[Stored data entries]
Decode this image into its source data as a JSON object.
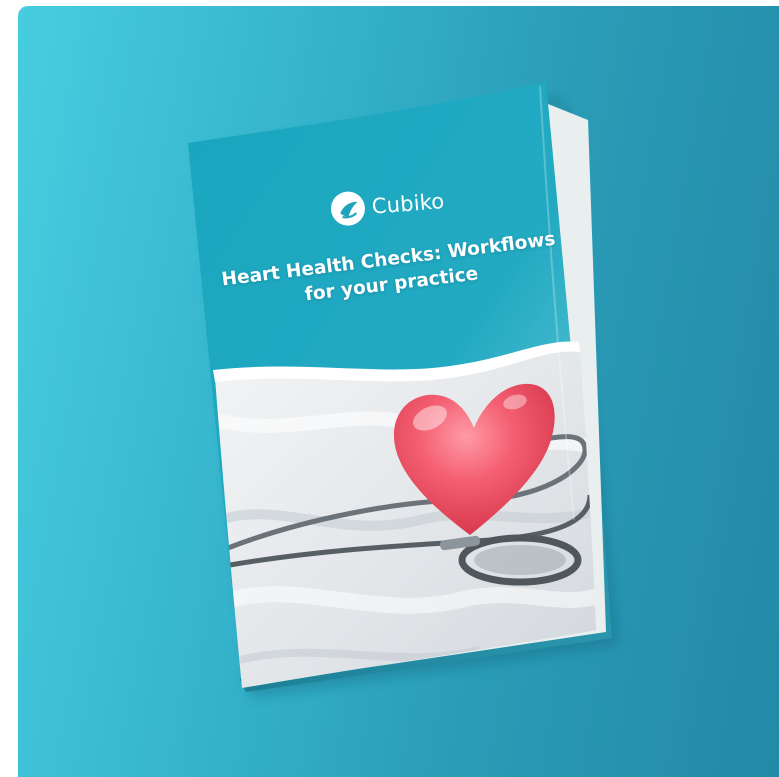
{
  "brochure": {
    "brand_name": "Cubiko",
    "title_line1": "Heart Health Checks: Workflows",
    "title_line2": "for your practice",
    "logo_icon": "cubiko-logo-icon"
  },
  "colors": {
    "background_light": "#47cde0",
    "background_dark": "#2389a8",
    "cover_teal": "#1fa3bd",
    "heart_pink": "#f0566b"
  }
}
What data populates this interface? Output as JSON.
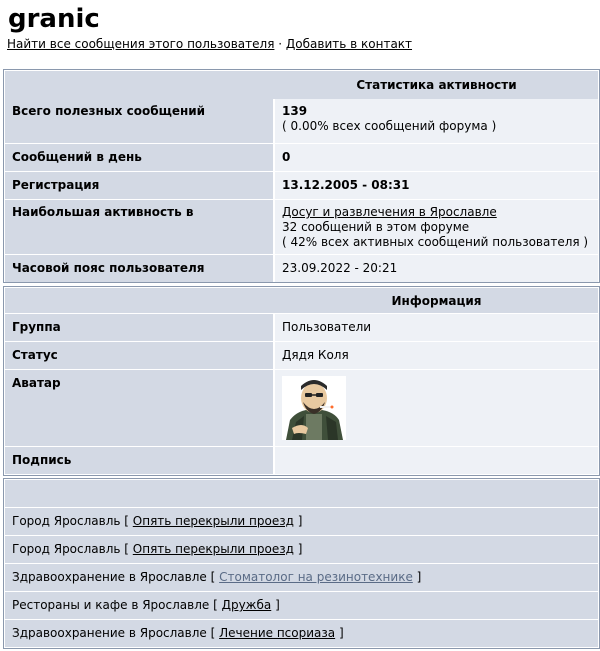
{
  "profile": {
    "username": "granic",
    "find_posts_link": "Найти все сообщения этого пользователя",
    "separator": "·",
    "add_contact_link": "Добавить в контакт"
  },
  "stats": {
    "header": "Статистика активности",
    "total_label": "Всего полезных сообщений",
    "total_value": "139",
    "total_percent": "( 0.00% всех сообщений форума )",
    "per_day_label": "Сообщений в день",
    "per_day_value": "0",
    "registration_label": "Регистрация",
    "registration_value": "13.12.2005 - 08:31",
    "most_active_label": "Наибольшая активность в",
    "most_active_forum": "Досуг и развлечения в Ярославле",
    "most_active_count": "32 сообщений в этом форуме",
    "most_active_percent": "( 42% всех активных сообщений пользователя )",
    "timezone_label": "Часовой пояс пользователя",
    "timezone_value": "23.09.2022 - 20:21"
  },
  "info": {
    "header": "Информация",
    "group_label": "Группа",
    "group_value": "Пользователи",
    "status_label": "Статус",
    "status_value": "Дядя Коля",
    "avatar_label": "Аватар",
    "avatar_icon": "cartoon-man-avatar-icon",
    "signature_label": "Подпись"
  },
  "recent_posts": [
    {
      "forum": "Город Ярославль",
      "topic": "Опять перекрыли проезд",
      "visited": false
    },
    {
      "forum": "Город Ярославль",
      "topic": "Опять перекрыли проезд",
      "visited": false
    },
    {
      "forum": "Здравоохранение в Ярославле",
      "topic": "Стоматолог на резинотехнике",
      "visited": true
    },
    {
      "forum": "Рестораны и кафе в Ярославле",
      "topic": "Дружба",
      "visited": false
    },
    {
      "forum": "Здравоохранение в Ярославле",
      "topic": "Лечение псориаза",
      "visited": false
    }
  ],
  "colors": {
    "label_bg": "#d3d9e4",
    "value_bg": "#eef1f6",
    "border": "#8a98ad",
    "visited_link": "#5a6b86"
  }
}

...

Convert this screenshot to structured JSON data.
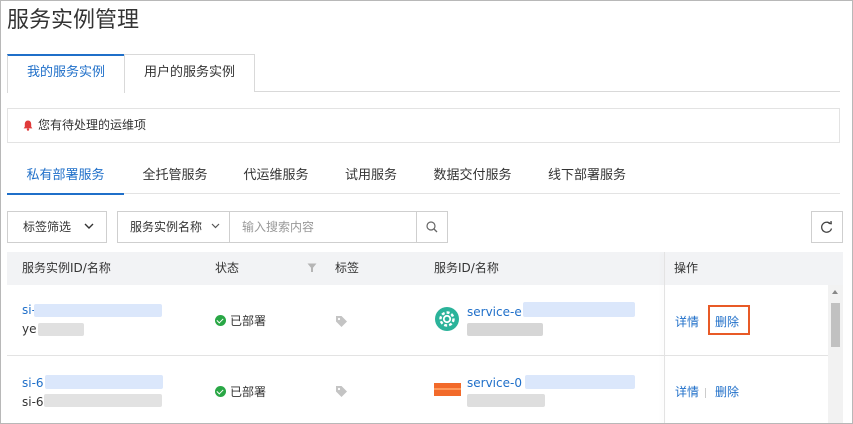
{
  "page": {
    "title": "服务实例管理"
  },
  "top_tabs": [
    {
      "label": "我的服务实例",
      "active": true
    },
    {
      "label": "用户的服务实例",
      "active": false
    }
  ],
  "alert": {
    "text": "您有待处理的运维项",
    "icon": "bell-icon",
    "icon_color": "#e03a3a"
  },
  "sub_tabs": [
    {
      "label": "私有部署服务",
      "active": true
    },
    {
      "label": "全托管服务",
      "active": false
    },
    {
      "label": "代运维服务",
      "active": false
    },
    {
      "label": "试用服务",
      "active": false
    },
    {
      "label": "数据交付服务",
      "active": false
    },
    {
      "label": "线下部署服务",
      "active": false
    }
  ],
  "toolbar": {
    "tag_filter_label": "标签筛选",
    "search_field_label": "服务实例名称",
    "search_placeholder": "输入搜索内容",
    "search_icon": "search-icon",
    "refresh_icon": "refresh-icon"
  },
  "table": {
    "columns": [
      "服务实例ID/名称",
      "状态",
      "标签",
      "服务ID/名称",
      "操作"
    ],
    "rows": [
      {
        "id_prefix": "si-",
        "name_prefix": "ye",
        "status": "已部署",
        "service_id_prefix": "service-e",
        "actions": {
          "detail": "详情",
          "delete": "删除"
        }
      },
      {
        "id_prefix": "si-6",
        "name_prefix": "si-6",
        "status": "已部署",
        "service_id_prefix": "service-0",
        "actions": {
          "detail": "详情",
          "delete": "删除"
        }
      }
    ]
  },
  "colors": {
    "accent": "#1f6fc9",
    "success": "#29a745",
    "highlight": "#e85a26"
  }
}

■ REQUIREMENT
Identify the lines of the entries containing the string "Ярославле". Copy each such line.

■ TASK RESULT
    "most_active_forum": "Досуг и развлечения в Ярославле",
      "forum": "Здравоохранение в Ярославле",
      "forum": "Рестораны и кафе в Ярославле",
      "forum": "Здравоохранение в Ярославле",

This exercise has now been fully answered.